---------- THE RECORDS ----------

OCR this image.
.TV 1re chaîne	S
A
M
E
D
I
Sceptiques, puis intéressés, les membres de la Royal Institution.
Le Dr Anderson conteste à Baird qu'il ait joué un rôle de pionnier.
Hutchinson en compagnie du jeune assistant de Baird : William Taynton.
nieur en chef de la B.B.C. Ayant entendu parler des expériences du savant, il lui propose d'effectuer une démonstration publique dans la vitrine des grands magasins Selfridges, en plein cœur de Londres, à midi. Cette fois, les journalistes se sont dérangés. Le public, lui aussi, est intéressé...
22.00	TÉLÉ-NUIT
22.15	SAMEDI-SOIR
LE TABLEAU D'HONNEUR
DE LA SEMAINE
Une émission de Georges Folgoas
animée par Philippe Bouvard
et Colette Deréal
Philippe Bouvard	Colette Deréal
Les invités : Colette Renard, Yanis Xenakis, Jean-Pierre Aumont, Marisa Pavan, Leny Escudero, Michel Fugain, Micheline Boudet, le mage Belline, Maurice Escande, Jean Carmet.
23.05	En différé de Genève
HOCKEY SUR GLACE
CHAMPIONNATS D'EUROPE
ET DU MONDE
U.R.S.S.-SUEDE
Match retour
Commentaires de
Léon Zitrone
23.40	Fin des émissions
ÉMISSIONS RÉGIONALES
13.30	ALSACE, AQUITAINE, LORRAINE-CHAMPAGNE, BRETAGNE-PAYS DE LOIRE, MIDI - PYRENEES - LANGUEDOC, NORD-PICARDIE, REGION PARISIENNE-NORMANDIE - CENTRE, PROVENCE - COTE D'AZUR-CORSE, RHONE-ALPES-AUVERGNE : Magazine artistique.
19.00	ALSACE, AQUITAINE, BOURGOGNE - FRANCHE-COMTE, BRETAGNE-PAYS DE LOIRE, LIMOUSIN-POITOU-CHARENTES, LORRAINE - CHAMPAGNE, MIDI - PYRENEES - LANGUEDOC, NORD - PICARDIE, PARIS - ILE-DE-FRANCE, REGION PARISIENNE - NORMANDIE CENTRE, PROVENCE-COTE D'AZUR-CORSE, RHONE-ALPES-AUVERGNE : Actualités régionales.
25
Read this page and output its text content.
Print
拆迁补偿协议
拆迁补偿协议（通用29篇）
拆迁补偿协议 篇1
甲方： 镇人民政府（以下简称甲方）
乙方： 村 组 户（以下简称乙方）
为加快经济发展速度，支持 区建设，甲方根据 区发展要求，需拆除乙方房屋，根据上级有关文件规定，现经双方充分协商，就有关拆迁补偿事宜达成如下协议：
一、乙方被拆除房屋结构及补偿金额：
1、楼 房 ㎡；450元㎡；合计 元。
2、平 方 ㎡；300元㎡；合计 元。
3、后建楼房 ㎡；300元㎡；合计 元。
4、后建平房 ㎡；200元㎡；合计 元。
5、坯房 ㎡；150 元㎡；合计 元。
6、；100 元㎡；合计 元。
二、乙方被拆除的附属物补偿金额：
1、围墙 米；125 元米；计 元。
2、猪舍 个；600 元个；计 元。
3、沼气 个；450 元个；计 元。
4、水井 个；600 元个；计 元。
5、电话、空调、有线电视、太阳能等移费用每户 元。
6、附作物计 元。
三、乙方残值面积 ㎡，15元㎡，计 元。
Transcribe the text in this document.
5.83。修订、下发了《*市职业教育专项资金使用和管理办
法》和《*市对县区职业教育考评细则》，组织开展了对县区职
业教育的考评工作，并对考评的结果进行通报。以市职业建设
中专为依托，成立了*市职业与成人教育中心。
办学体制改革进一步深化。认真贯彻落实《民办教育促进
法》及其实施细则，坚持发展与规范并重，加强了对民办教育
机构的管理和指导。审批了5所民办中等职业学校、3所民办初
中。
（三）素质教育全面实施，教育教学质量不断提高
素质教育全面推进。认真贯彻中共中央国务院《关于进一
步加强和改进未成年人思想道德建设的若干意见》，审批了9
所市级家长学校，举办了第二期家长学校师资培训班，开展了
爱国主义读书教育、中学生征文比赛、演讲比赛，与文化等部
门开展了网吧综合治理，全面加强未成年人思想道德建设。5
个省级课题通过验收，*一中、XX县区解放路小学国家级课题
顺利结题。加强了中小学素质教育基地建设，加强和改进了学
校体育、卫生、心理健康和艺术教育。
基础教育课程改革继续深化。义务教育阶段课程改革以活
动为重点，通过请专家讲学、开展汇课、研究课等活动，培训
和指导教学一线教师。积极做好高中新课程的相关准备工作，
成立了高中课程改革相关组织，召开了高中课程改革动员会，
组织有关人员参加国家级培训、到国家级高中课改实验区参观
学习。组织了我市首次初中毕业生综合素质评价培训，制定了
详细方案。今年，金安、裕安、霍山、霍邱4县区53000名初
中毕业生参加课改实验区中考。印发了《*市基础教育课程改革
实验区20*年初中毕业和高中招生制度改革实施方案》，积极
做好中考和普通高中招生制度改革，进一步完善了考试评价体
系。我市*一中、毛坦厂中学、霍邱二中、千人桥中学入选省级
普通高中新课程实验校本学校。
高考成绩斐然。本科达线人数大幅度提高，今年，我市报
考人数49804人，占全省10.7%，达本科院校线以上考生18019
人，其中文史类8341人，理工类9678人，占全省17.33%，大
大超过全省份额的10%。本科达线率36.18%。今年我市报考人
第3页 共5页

----------

*GIVEN PROBLEM*
Reproduce the complete data exactly as presented above.

*EXERCISE SOLUTION*
OCR this image.
.TV 1re chaîne	S
A
M
E
D
I
Sceptiques, puis intéressés, les membres de la Royal Institution.
Le Dr Anderson conteste à Baird qu'il ait joué un rôle de pionnier.
Hutchinson en compagnie du jeune assistant de Baird : William Taynton.
nieur en chef de la B.B.C. Ayant entendu parler des expériences du savant, il lui propose d'effectuer une démonstration publique dans la vitrine des grands magasins Selfridges, en plein cœur de Londres, à midi. Cette fois, les journalistes se sont dérangés. Le public, lui aussi, est intéressé...
22.00	TÉLÉ-NUIT
22.15	SAMEDI-SOIR
LE TABLEAU D'HONNEUR
DE LA SEMAINE
Une émission de Georges Folgoas
animée par Philippe Bouvard
et Colette Deréal
Philippe Bouvard	Colette Deréal
Les invités : Colette Renard, Yanis Xenakis, Jean-Pierre Aumont, Marisa Pavan, Leny Escudero, Michel Fugain, Micheline Boudet, le mage Belline, Maurice Escande, Jean Carmet.
23.05	En différé de Genève
HOCKEY SUR GLACE
CHAMPIONNATS D'EUROPE
ET DU MONDE
U.R.S.S.-SUEDE
Match retour
Commentaires de
Léon Zitrone
23.40	Fin des émissions
ÉMISSIONS RÉGIONALES
13.30	ALSACE, AQUITAINE, LORRAINE-CHAMPAGNE, BRETAGNE-PAYS DE LOIRE, MIDI - PYRENEES - LANGUEDOC, NORD-PICARDIE, REGION PARISIENNE-NORMANDIE - CENTRE, PROVENCE - COTE D'AZUR-CORSE, RHONE-ALPES-AUVERGNE : Magazine artistique.
19.00	ALSACE, AQUITAINE, BOURGOGNE - FRANCHE-COMTE, BRETAGNE-PAYS DE LOIRE, LIMOUSIN-POITOU-CHARENTES, LORRAINE - CHAMPAGNE, MIDI - PYRENEES - LANGUEDOC, NORD - PICARDIE, PARIS - ILE-DE-FRANCE, REGION PARISIENNE - NORMANDIE CENTRE, PROVENCE-COTE D'AZUR-CORSE, RHONE-ALPES-AUVERGNE : Actualités régionales.
25
Read this page and output its text content.
Print
拆迁补偿协议
拆迁补偿协议（通用29篇）
拆迁补偿协议 篇1
甲方： 镇人民政府（以下简称甲方）
乙方： 村 组 户（以下简称乙方）
为加快经济发展速度，支持 区建设，甲方根据 区发展要求，需拆除乙方房屋，根据上级有关文件规定，现经双方充分协商，就有关拆迁补偿事宜达成如下协议：
一、乙方被拆除房屋结构及补偿金额：
1、楼 房 ㎡；450元㎡；合计 元。
2、平 方 ㎡；300元㎡；合计 元。
3、后建楼房 ㎡；300元㎡；合计 元。
4、后建平房 ㎡；200元㎡；合计 元。
5、坯房 ㎡；150 元㎡；合计 元。
6、；100 元㎡；合计 元。
二、乙方被拆除的附属物补偿金额：
1、围墙 米；125 元米；计 元。
2、猪舍 个；600 元个；计 元。
3、沼气 个；450 元个；计 元。
4、水井 个；600 元个；计 元。
5、电话、空调、有线电视、太阳能等移费用每户 元。
6、附作物计 元。
三、乙方残值面积 ㎡，15元㎡，计 元。
Transcribe the text in this document.
5.83。修订、下发了《*市职业教育专项资金使用和管理办
法》和《*市对县区职业教育考评细则》，组织开展了对县区职
业教育的考评工作，并对考评的结果进行通报。以市职业建设
中专为依托，成立了*市职业与成人教育中心。
办学体制改革进一步深化。认真贯彻落实《民办教育促进
法》及其实施细则，坚持发展与规范并重，加强了对民办教育
机构的管理和指导。审批了5所民办中等职业学校、3所民办初
中。
（三）素质教育全面实施，教育教学质量不断提高
素质教育全面推进。认真贯彻中共中央国务院《关于进一
步加强和改进未成年人思想道德建设的若干意见》，审批了9
所市级家长学校，举办了第二期家长学校师资培训班，开展了
爱国主义读书教育、中学生征文比赛、演讲比赛，与文化等部
门开展了网吧综合治理，全面加强未成年人思想道德建设。5
个省级课题通过验收，*一中、XX县区解放路小学国家级课题
顺利结题。加强了中小学素质教育基地建设，加强和改进了学
校体育、卫生、心理健康和艺术教育。
基础教育课程改革继续深化。义务教育阶段课程改革以活
动为重点，通过请专家讲学、开展汇课、研究课等活动，培训
和指导教学一线教师。积极做好高中新课程的相关准备工作，
成立了高中课程改革相关组织，召开了高中课程改革动员会，
组织有关人员参加国家级培训、到国家级高中课改实验区参观
学习。组织了我市首次初中毕业生综合素质评价培训，制定了
详细方案。今年，金安、裕安、霍山、霍邱4县区53000名初
中毕业生参加课改实验区中考。印发了《*市基础教育课程改革
实验区20*年初中毕业和高中招生制度改革实施方案》，积极
做好中考和普通高中招生制度改革，进一步完善了考试评价体
系。我市*一中、毛坦厂中学、霍邱二中、千人桥中学入选省级
普通高中新课程实验校本学校。
高考成绩斐然。本科达线人数大幅度提高，今年，我市报
考人数49804人，占全省10.7%，达本科院校线以上考生18019
人，其中文史类8341人，理工类9678人，占全省17.33%，大
大超过全省份额的10%。本科达线率36.18%。今年我市报考人
第3页 共5页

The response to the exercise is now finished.